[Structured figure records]
****************

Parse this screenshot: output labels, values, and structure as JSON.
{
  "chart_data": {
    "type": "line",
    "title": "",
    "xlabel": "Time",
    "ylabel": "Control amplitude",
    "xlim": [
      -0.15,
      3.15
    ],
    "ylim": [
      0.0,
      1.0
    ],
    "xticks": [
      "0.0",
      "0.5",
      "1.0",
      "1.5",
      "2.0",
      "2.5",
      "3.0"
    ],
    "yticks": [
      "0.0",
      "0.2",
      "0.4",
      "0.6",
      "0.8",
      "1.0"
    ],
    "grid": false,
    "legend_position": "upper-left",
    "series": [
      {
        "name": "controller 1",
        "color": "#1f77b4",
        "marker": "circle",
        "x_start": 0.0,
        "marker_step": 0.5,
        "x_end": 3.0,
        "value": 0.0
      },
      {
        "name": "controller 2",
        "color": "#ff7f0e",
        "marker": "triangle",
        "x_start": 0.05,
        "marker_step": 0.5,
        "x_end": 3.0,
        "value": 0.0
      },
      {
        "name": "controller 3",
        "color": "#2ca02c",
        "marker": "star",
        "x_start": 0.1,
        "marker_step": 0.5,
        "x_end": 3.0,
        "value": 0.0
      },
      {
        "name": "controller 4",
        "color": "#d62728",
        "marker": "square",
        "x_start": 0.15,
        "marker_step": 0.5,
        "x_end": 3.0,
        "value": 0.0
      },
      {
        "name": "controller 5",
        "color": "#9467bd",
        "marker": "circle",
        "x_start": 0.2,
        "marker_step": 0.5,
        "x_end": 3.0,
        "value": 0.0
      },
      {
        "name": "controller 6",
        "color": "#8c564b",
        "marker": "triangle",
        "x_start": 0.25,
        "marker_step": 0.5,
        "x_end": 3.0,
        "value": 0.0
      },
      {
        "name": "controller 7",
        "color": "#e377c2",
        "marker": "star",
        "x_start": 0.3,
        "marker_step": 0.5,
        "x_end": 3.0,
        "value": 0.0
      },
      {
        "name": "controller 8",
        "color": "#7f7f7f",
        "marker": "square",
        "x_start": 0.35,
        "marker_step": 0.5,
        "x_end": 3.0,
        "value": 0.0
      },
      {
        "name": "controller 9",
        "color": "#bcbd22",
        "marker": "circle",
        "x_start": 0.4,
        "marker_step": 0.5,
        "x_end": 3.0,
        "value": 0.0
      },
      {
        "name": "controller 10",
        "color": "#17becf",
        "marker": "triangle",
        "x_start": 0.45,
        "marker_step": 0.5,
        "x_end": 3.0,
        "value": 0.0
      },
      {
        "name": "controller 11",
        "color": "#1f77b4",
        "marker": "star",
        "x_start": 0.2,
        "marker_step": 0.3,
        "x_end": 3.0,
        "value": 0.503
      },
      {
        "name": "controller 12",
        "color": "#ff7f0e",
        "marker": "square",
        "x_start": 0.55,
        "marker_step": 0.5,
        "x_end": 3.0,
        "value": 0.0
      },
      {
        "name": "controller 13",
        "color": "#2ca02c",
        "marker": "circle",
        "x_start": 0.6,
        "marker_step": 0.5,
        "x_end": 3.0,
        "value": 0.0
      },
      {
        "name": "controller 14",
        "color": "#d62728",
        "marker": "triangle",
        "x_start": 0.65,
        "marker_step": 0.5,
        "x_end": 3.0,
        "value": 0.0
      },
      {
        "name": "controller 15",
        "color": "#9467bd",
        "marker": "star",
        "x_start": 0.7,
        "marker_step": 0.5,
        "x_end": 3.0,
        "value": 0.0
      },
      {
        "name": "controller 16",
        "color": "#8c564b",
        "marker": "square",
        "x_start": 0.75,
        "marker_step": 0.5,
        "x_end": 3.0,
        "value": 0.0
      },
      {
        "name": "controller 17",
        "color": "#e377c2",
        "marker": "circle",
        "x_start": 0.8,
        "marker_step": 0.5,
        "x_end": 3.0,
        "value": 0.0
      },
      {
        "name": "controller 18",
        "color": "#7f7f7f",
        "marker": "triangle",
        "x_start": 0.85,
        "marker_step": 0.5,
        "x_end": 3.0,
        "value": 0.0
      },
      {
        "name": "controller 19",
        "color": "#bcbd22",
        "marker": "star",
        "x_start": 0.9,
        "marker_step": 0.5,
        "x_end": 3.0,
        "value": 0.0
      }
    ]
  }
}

****************

• Work instructions: Go through the listing and print each line exactly as it appears.

• Exercise result:
Parse this screenshot: output labels, values, and structure as JSON.
{
  "chart_data": {
    "type": "line",
    "title": "",
    "xlabel": "Time",
    "ylabel": "Control amplitude",
    "xlim": [
      -0.15,
      3.15
    ],
    "ylim": [
      0.0,
      1.0
    ],
    "xticks": [
      "0.0",
      "0.5",
      "1.0",
      "1.5",
      "2.0",
      "2.5",
      "3.0"
    ],
    "yticks": [
      "0.0",
      "0.2",
      "0.4",
      "0.6",
      "0.8",
      "1.0"
    ],
    "grid": false,
    "legend_position": "upper-left",
    "series": [
      {
        "name": "controller 1",
        "color": "#1f77b4",
        "marker": "circle",
        "x_start": 0.0,
        "marker_step": 0.5,
        "x_end": 3.0,
        "value": 0.0
      },
      {
        "name": "controller 2",
        "color": "#ff7f0e",
        "marker": "triangle",
        "x_start": 0.05,
        "marker_step": 0.5,
        "x_end": 3.0,
        "value": 0.0
      },
      {
        "name": "controller 3",
        "color": "#2ca02c",
        "marker": "star",
        "x_start": 0.1,
        "marker_step": 0.5,
        "x_end": 3.0,
        "value": 0.0
      },
      {
        "name": "controller 4",
        "color": "#d62728",
        "marker": "square",
        "x_start": 0.15,
        "marker_step": 0.5,
        "x_end": 3.0,
        "value": 0.0
      },
      {
        "name": "controller 5",
        "color": "#9467bd",
        "marker": "circle",
        "x_start": 0.2,
        "marker_step": 0.5,
        "x_end": 3.0,
        "value": 0.0
      },
      {
        "name": "controller 6",
        "color": "#8c564b",
        "marker": "triangle",
        "x_start": 0.25,
        "marker_step": 0.5,
        "x_end": 3.0,
        "value": 0.0
      },
      {
        "name": "controller 7",
        "color": "#e377c2",
        "marker": "star",
        "x_start": 0.3,
        "marker_step": 0.5,
        "x_end": 3.0,
        "value": 0.0
      },
      {
        "name": "controller 8",
        "color": "#7f7f7f",
        "marker": "square",
        "x_start": 0.35,
        "marker_step": 0.5,
        "x_end": 3.0,
        "value": 0.0
      },
      {
        "name": "controller 9",
        "color": "#bcbd22",
        "marker": "circle",
        "x_start": 0.4,
        "marker_step": 0.5,
        "x_end": 3.0,
        "value": 0.0
      },
      {
        "name": "controller 10",
        "color": "#17becf",
        "marker": "triangle",
        "x_start": 0.45,
        "marker_step": 0.5,
        "x_end": 3.0,
        "value": 0.0
      },
      {
        "name": "controller 11",
        "color": "#1f77b4",
        "marker": "star",
        "x_start": 0.2,
        "marker_step": 0.3,
        "x_end": 3.0,
        "value": 0.503
      },
      {
        "name": "controller 12",
        "color": "#ff7f0e",
        "marker": "square",
        "x_start": 0.55,
        "marker_step": 0.5,
        "x_end": 3.0,
        "value": 0.0
      },
      {
        "name": "controller 13",
        "color": "#2ca02c",
        "marker": "circle",
        "x_start": 0.6,
        "marker_step": 0.5,
        "x_end": 3.0,
        "value": 0.0
      },
      {
        "name": "controller 14",
        "color": "#d62728",
        "marker": "triangle",
        "x_start": 0.65,
        "marker_step": 0.5,
        "x_end": 3.0,
        "value": 0.0
      },
      {
        "name": "controller 15",
        "color": "#9467bd",
        "marker": "star",
        "x_start": 0.7,
        "marker_step": 0.5,
        "x_end": 3.0,
        "value": 0.0
      },
      {
        "name": "controller 16",
        "color": "#8c564b",
        "marker": "square",
        "x_start": 0.75,
        "marker_step": 0.5,
        "x_end": 3.0,
        "value": 0.0
      },
      {
        "name": "controller 17",
        "color": "#e377c2",
        "marker": "circle",
        "x_start": 0.8,
        "marker_step": 0.5,
        "x_end": 3.0,
        "value": 0.0
      },
      {
        "name": "controller 18",
        "color": "#7f7f7f",
        "marker": "triangle",
        "x_start": 0.85,
        "marker_step": 0.5,
        "x_end": 3.0,
        "value": 0.0
      },
      {
        "name": "controller 19",
        "color": "#bcbd22",
        "marker": "star",
        "x_start": 0.9,
        "marker_step": 0.5,
        "x_end": 3.0,
        "value": 0.0
      }
    ]
  }
}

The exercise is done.